* [YOUR GOAL]:
Write the material out again in full, word for word. Do not include the pictures.

++++ GIVEN INFORMATION

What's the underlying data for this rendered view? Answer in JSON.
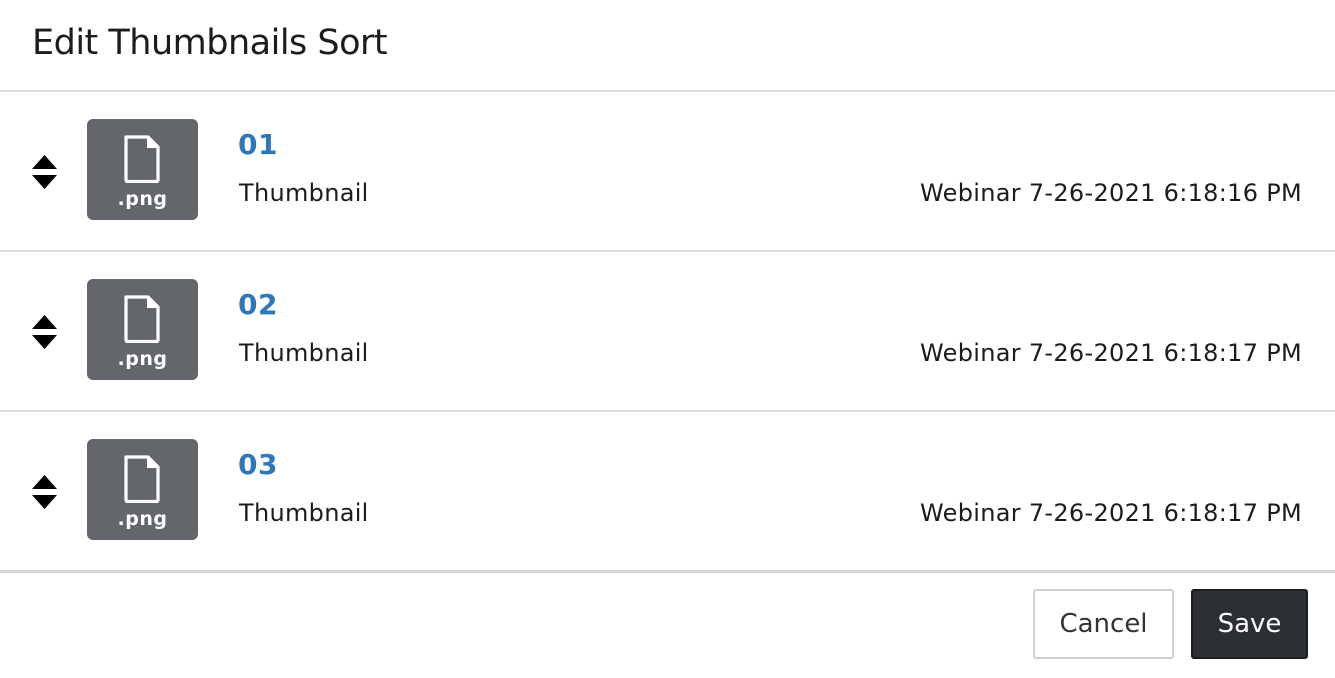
{
  "dialog": {
    "title": "Edit Thumbnails Sort"
  },
  "items": [
    {
      "number": "01",
      "label": "Thumbnail",
      "meta": "Webinar 7-26-2021 6:18:16 PM",
      "ext": ".png"
    },
    {
      "number": "02",
      "label": "Thumbnail",
      "meta": "Webinar 7-26-2021 6:18:17 PM",
      "ext": ".png"
    },
    {
      "number": "03",
      "label": "Thumbnail",
      "meta": "Webinar 7-26-2021 6:18:17 PM",
      "ext": ".png"
    }
  ],
  "footer": {
    "cancel_label": "Cancel",
    "save_label": "Save"
  },
  "colors": {
    "accent_link": "#2f78b8",
    "thumb_bg": "#63666a",
    "primary_button": "#2c3034"
  },
  "icons": {
    "drag_handle": "sort-icon",
    "file": "file-icon"
  }
}
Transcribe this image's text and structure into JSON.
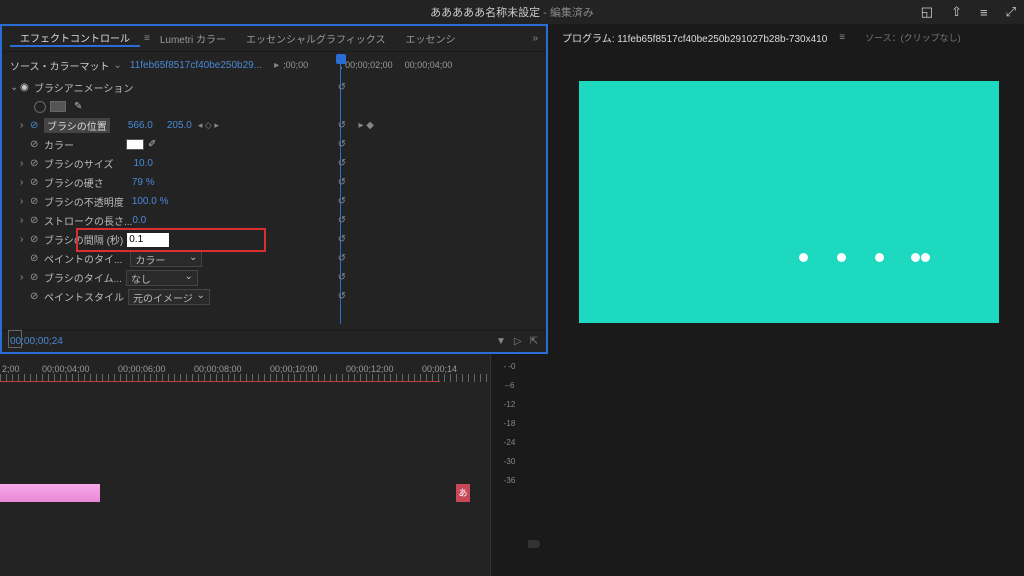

++++++++

* [EXERCISE ANSWER]:
What's the underlying data for this rendered view? Answer in JSON.
{
  "dialog": {
    "title": "Edit Thumbnails Sort"
  },
  "items": [
    {
      "number": "01",
      "label": "Thumbnail",
      "meta": "Webinar 7-26-2021 6:18:16 PM",
      "ext": ".png"
    },
    {
      "number": "02",
      "label": "Thumbnail",
      "meta": "Webinar 7-26-2021 6:18:17 PM",
      "ext": ".png"
    },
    {
      "number": "03",
      "label": "Thumbnail",
      "meta": "Webinar 7-26-2021 6:18:17 PM",
      "ext": ".png"
    }
  ],
  "footer": {
    "cancel_label": "Cancel",
    "save_label": "Save"
  },
  "colors": {
    "accent_link": "#2f78b8",
    "thumb_bg": "#63666a",
    "primary_button": "#2c3034"
  },
  "icons": {
    "drag_handle": "sort-icon",
    "file": "file-icon"
  }
}
Transcribe this image's text and structure into JSON.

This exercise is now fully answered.